Task to carry out
Locate each line with the string "xlabel" in the listing below and copy it.

Task material
*****
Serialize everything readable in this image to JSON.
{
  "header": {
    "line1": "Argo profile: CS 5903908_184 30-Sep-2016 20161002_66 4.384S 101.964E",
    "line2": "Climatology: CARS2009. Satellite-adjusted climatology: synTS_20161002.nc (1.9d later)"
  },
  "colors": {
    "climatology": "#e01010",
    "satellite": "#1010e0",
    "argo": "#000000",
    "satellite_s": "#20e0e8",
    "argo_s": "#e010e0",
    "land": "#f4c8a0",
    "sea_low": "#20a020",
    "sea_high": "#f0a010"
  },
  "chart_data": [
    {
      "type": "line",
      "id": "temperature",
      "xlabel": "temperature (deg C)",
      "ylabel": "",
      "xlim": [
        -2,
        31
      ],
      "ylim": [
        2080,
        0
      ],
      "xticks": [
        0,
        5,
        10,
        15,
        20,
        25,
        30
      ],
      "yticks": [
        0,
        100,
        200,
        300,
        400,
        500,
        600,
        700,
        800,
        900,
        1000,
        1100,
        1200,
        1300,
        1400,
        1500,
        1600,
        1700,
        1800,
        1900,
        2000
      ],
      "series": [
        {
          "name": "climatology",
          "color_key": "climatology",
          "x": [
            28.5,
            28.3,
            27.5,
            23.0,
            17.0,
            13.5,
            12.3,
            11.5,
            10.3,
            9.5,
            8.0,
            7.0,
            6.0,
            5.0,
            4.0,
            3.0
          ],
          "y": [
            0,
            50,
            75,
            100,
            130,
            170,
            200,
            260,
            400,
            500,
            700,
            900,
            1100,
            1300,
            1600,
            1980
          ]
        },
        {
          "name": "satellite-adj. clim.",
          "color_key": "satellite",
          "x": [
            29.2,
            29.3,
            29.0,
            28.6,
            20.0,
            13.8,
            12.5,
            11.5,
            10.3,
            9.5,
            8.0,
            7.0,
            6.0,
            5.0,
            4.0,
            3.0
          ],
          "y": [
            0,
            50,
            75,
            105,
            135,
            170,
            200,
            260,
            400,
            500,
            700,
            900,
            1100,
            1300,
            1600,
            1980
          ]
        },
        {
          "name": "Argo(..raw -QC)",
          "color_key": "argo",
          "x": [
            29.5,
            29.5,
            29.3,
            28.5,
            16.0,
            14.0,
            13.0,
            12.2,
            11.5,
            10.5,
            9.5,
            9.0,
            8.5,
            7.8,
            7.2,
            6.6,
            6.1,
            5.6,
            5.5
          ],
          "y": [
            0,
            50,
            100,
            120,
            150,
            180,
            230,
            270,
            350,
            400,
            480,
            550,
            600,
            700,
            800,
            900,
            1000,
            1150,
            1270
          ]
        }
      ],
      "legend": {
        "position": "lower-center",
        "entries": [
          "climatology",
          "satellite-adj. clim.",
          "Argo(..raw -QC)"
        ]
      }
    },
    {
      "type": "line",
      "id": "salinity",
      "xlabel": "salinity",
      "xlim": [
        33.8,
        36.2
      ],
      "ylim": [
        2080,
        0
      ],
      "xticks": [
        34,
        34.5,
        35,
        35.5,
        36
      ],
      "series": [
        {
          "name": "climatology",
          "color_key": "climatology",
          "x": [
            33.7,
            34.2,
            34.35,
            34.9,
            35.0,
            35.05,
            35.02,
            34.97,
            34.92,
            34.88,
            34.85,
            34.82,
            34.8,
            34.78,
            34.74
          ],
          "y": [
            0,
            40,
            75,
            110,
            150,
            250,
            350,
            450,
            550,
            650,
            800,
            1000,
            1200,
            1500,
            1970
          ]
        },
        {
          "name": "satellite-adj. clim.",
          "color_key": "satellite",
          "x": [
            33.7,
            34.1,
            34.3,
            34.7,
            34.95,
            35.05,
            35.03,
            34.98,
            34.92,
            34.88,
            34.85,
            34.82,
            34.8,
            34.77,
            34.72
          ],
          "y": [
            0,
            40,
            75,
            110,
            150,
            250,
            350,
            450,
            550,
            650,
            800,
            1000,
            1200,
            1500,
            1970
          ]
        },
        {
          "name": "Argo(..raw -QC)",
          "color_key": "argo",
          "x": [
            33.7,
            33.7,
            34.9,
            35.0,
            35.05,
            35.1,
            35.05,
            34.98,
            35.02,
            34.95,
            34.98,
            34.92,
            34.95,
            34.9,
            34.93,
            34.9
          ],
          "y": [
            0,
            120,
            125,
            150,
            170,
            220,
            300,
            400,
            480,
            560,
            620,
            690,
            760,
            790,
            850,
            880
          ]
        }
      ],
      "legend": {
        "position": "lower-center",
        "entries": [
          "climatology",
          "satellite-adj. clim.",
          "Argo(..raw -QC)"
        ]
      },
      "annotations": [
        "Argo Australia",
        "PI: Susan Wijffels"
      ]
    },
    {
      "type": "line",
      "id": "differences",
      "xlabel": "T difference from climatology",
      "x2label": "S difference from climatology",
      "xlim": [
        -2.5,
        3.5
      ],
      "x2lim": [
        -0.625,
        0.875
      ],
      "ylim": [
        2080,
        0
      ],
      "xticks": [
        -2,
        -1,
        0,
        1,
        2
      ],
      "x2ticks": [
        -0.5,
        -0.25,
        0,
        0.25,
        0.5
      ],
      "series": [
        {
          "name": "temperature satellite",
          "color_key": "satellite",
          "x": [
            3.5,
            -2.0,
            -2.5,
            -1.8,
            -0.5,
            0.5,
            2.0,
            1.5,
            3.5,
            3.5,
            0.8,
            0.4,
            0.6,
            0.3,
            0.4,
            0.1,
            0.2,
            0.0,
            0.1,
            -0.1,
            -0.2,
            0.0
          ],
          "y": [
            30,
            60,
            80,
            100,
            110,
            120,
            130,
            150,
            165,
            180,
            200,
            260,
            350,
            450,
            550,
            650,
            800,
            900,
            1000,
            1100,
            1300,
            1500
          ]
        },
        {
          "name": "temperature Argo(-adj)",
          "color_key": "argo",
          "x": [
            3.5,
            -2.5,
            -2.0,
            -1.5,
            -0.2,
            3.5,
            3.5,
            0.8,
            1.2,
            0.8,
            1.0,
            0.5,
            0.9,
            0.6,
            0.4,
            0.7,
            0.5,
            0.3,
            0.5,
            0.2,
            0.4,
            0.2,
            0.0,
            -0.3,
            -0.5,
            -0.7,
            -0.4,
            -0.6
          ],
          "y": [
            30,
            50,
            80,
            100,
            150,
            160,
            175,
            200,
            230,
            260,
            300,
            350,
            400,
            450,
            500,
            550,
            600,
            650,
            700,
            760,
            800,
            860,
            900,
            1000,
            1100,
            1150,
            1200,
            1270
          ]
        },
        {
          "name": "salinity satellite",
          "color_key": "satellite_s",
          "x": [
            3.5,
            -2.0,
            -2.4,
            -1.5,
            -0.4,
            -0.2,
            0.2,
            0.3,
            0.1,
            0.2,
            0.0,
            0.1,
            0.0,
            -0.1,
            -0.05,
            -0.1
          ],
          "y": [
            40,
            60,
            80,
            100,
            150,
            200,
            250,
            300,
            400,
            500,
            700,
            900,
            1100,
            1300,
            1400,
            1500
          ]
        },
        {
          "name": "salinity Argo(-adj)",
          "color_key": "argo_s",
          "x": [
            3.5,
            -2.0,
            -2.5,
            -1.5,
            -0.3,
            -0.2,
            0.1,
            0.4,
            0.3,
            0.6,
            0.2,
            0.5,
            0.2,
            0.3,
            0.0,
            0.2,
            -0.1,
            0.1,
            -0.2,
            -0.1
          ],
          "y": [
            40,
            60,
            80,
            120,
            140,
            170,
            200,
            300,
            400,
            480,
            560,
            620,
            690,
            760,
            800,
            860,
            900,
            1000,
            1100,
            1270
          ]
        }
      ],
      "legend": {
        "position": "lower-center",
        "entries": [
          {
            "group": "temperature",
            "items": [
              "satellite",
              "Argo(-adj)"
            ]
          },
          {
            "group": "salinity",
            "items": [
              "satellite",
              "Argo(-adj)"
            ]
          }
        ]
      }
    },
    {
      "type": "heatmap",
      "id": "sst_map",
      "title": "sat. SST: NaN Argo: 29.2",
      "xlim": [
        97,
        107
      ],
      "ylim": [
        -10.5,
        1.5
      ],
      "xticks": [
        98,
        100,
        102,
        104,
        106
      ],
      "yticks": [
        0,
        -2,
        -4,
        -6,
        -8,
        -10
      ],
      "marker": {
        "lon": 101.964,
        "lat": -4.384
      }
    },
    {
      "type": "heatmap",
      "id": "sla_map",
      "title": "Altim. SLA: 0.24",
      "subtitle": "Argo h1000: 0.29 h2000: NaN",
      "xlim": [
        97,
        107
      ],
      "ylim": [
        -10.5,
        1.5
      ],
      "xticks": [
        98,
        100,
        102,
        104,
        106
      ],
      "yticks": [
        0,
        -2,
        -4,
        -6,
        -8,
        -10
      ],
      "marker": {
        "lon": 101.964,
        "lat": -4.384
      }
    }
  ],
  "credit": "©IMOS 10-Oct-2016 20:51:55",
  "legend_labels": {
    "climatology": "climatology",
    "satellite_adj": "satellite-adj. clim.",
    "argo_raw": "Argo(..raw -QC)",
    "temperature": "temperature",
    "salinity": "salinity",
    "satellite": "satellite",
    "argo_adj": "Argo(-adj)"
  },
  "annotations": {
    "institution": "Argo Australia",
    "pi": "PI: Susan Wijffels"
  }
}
*****
Solution to this problem
      "xlabel": "temperature (deg C)",
      "xlabel": "salinity",
      "xlabel": "T difference from climatology",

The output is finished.